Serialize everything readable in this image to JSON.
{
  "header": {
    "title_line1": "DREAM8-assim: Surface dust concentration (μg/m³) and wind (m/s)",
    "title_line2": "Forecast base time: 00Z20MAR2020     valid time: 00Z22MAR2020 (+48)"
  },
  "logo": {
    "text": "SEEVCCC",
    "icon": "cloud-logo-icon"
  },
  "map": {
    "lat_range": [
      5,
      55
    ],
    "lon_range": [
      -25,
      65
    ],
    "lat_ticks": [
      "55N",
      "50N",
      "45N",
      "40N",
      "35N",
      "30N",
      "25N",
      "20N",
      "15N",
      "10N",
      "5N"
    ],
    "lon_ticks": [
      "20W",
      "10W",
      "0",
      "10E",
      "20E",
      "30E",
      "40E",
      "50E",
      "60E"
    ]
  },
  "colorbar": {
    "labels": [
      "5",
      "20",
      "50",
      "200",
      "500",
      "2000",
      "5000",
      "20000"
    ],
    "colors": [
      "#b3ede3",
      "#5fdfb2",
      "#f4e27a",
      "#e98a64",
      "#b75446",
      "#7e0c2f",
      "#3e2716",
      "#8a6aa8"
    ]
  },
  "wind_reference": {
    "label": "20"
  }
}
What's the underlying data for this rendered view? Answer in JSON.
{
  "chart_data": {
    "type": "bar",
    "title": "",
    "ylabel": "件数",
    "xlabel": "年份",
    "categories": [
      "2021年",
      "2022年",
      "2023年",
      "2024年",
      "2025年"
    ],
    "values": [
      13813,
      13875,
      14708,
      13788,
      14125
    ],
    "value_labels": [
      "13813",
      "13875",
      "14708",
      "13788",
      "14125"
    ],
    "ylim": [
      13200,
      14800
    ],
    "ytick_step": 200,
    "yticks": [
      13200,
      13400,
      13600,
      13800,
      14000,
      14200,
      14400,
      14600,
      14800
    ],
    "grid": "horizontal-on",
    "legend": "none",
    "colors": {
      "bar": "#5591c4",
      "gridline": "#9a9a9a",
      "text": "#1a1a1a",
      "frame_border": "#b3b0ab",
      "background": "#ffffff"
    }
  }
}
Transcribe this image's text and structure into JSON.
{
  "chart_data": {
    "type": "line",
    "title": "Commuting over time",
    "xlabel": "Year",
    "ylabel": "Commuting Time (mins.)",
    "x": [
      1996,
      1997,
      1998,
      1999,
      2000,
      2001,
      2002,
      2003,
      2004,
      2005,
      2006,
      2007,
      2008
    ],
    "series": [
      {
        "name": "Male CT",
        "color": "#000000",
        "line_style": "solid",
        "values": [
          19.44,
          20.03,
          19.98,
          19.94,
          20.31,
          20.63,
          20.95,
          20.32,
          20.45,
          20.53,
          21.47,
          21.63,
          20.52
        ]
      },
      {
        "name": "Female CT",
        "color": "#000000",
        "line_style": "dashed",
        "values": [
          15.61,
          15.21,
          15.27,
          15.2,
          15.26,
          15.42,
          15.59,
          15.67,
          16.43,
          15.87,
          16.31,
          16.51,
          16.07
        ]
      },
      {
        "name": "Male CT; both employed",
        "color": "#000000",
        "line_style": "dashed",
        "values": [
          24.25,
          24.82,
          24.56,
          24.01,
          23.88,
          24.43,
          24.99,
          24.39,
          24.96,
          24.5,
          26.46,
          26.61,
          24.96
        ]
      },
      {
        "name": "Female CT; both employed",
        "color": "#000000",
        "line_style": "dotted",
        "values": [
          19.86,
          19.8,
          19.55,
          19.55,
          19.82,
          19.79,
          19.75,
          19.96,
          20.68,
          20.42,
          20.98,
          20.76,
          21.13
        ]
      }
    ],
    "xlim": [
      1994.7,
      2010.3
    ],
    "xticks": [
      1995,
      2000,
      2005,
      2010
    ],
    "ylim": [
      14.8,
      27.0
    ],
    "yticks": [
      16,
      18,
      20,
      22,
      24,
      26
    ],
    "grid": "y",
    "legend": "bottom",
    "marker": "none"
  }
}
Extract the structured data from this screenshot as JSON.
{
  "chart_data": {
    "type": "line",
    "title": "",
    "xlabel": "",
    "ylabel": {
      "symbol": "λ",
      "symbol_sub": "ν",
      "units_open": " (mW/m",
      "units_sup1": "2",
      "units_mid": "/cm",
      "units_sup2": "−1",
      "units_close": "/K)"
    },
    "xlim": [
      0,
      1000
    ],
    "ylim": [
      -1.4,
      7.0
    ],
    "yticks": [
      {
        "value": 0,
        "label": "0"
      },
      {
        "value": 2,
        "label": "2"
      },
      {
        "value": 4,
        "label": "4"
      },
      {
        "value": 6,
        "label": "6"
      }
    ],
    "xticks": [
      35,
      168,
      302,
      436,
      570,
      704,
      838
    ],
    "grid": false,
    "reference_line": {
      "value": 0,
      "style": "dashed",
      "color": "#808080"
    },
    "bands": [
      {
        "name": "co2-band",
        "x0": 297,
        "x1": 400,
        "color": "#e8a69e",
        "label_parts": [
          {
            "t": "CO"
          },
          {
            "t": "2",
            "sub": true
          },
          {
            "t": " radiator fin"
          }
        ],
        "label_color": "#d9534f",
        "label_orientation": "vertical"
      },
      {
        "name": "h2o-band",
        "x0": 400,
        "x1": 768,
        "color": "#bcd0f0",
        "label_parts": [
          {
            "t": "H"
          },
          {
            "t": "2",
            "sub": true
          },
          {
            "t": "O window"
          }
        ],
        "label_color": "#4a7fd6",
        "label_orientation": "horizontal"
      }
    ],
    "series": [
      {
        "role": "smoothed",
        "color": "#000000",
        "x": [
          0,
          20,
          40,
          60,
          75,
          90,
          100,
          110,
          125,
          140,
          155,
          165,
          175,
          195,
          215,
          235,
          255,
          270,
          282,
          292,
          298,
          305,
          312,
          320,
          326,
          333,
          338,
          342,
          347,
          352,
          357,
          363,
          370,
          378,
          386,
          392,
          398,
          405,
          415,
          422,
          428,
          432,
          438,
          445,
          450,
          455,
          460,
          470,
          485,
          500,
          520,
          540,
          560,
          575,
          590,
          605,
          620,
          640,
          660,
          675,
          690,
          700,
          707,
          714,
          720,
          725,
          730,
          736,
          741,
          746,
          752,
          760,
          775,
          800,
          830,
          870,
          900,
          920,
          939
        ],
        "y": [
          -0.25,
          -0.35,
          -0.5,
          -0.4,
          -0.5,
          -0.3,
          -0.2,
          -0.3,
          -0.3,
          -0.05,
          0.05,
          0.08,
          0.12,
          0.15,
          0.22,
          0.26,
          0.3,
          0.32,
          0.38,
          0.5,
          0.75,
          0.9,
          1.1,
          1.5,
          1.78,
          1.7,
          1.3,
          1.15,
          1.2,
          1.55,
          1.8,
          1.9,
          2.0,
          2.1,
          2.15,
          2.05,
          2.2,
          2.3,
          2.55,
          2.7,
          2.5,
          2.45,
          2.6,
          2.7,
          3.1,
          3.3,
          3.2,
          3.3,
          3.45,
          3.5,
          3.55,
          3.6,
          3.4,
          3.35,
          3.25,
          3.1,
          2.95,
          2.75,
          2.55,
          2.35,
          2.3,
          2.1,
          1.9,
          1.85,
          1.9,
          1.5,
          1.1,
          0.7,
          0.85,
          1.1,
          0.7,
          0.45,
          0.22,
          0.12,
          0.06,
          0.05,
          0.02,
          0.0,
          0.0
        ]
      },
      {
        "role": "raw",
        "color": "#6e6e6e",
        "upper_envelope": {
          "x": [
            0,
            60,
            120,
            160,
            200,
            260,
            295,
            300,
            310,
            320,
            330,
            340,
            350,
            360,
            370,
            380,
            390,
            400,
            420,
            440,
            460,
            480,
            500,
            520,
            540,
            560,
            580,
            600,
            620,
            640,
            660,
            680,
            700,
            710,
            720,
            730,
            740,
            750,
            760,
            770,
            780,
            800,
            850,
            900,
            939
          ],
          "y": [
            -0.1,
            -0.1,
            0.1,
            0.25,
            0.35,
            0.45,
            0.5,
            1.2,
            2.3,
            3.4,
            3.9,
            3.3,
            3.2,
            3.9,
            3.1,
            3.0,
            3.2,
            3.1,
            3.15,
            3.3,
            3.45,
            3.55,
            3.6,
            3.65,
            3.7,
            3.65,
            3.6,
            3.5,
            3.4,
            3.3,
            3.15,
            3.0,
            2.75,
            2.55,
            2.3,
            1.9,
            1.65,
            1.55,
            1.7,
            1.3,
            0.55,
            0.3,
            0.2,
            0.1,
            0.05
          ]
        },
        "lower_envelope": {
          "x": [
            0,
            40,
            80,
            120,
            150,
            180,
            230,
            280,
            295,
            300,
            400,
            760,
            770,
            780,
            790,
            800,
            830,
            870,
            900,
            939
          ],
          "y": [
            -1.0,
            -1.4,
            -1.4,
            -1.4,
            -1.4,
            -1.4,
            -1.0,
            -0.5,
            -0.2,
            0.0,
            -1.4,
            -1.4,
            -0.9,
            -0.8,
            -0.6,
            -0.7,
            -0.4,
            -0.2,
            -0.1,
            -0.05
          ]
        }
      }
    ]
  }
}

# # # # # # #

▶ _Your goal_: Where a line in the entries holds "ylabel", copy that line.

▶ _Solution for this exercise_:
    "ylabel": "件数",
    "ylabel": "Commuting Time (mins.)",
    "ylabel": {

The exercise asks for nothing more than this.